- [Directive] Write out all lines holding the word "HOTSPOTS".

Stored dataset items:
########

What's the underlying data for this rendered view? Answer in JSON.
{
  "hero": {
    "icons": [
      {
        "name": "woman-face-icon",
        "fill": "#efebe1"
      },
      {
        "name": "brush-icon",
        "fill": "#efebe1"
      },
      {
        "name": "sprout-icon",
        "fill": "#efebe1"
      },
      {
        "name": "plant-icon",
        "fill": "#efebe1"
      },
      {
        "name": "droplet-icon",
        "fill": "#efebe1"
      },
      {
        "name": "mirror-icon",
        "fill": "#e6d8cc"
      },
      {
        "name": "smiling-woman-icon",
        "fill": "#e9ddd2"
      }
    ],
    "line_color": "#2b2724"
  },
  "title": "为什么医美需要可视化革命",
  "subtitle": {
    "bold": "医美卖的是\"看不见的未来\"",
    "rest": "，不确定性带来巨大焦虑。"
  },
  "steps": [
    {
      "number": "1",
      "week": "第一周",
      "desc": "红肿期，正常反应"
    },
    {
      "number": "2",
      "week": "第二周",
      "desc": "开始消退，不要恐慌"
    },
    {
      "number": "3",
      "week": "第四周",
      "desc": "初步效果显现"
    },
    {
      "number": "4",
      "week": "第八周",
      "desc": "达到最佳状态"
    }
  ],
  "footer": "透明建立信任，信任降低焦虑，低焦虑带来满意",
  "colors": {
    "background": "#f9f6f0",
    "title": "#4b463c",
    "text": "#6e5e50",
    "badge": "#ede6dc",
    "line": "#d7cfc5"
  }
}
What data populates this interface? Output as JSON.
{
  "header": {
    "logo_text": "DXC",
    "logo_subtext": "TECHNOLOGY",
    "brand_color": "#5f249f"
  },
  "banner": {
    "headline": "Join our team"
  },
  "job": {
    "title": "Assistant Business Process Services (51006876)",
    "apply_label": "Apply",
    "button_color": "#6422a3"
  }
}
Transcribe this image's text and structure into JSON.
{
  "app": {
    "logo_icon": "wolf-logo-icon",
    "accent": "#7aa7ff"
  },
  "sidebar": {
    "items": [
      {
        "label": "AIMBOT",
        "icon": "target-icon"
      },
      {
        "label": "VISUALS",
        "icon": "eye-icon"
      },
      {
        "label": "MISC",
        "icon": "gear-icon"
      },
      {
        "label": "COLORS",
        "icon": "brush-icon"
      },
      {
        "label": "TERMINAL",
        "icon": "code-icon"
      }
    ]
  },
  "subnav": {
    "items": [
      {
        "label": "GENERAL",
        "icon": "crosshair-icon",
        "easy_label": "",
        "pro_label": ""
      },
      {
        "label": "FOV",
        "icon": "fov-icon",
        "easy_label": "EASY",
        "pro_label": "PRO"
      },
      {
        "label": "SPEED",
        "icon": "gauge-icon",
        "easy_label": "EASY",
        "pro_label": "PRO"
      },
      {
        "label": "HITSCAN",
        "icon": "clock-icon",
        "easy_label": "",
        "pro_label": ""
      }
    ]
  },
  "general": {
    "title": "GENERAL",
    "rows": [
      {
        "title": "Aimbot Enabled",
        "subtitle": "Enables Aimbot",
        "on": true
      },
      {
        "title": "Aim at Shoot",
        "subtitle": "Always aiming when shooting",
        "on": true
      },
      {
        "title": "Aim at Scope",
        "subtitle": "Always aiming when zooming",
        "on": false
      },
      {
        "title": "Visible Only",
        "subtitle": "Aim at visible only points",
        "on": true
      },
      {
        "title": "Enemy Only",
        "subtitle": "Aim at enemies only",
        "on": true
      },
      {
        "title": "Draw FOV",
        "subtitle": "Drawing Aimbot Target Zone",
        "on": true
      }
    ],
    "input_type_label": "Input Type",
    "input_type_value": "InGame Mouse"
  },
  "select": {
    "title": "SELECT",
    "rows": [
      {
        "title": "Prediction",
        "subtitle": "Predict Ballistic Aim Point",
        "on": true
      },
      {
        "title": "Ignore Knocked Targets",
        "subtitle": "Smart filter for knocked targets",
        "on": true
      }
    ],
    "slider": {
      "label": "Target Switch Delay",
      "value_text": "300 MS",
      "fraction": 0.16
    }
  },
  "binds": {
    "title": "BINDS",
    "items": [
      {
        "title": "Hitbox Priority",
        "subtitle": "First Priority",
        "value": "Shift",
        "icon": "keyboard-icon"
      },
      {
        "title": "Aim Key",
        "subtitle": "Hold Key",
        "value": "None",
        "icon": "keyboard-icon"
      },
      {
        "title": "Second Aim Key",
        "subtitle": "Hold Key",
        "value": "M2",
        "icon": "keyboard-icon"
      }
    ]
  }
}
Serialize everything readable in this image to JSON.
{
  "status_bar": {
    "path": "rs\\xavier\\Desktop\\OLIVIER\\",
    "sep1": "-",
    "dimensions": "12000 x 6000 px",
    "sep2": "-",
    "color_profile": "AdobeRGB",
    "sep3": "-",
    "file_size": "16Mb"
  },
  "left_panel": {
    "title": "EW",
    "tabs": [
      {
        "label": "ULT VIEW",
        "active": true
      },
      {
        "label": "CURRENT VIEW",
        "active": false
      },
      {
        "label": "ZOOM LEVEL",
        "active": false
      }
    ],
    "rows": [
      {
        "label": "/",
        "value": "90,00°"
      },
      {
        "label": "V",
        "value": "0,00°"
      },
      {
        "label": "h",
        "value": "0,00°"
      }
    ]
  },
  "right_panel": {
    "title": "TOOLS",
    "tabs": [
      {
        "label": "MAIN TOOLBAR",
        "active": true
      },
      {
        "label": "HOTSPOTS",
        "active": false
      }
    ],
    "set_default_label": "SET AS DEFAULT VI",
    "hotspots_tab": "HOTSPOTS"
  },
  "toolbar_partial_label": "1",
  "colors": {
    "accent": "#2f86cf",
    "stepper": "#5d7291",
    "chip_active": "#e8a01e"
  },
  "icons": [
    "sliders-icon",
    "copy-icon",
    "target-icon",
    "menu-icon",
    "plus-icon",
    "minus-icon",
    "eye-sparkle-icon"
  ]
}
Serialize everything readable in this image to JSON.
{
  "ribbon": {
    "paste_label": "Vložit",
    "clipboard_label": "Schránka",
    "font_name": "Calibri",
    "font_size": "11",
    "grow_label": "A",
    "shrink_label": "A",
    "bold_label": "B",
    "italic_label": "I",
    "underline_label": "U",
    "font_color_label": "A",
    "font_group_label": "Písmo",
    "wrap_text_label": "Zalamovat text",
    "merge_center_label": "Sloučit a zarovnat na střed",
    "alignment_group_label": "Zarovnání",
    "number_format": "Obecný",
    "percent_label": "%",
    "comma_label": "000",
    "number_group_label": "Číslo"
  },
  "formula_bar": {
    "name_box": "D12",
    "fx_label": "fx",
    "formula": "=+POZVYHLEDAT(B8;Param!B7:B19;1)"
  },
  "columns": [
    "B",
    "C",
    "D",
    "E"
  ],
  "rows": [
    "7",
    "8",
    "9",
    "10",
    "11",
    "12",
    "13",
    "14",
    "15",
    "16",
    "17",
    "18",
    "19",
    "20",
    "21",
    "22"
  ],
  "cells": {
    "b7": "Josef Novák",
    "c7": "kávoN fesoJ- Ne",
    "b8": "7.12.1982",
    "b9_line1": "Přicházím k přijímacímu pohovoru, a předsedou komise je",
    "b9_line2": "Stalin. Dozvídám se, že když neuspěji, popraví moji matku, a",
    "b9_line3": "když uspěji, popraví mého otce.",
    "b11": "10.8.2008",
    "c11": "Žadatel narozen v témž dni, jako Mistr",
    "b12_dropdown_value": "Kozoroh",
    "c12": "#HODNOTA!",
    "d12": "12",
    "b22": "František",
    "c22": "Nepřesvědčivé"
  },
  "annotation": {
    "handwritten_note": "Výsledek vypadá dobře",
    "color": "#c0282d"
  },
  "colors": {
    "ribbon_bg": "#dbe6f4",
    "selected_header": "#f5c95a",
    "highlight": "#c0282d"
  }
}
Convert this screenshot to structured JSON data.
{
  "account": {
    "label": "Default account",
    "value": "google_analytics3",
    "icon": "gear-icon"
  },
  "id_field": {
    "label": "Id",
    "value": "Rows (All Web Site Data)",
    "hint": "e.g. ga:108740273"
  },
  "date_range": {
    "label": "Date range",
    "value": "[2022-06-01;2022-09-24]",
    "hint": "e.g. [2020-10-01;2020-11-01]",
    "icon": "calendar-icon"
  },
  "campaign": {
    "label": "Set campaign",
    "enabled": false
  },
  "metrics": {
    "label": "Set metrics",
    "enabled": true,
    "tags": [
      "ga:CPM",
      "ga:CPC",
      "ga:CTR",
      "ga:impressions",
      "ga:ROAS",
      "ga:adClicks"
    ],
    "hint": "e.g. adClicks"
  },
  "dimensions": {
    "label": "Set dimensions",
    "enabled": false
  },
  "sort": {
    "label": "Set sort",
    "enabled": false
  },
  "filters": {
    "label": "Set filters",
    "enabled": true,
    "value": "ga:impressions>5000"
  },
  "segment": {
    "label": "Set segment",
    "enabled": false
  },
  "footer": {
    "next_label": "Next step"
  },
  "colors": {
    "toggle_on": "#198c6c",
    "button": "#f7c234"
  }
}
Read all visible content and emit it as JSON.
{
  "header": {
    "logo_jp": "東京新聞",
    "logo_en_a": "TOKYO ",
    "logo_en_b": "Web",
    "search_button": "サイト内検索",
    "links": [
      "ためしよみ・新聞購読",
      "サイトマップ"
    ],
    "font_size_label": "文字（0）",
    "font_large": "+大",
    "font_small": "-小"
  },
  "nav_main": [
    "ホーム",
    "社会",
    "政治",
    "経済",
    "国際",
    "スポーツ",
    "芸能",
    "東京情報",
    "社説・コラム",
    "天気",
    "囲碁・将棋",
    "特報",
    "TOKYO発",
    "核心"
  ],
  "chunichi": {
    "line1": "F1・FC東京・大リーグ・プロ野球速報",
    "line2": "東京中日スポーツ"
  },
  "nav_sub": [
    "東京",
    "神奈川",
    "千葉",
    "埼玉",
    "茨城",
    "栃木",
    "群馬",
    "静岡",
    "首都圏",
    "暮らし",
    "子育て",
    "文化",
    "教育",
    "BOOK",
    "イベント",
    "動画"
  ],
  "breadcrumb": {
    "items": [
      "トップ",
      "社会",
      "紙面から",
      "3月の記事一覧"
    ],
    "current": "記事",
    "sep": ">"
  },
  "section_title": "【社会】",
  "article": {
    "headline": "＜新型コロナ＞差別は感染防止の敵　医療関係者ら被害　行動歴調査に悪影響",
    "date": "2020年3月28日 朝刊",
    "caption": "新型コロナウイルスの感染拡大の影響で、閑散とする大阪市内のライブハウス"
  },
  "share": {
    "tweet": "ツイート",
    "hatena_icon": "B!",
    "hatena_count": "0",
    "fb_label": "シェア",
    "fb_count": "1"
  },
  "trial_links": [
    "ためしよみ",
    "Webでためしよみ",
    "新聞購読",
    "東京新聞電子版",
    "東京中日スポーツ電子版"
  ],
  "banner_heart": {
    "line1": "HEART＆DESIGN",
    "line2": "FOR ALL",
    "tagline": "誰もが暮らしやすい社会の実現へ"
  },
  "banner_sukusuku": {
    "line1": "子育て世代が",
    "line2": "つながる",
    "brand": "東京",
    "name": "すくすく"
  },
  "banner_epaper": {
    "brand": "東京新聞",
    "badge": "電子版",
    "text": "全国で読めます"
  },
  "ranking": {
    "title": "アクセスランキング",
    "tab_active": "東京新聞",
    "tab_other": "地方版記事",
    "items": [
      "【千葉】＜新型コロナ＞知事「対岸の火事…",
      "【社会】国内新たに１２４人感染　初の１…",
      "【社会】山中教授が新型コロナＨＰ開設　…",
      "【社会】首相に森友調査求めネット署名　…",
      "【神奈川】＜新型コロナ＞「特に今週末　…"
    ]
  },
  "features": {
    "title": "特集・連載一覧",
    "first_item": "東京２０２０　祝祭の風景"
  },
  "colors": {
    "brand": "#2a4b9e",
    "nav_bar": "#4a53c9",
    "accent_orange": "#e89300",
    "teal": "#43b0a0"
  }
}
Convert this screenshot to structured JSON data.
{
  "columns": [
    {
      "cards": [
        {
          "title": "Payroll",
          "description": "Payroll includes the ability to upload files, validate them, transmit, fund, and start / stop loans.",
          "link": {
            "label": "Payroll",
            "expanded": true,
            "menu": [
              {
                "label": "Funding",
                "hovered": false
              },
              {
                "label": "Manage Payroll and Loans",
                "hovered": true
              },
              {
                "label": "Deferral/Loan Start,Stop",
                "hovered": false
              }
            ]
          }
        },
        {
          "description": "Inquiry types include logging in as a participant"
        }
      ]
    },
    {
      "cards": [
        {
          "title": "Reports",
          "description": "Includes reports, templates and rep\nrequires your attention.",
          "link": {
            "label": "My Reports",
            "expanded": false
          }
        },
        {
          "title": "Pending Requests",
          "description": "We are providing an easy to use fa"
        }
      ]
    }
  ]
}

########

- [Written response]
        "label": "HOTSPOTS",
    "hotspots_tab": "HOTSPOTS"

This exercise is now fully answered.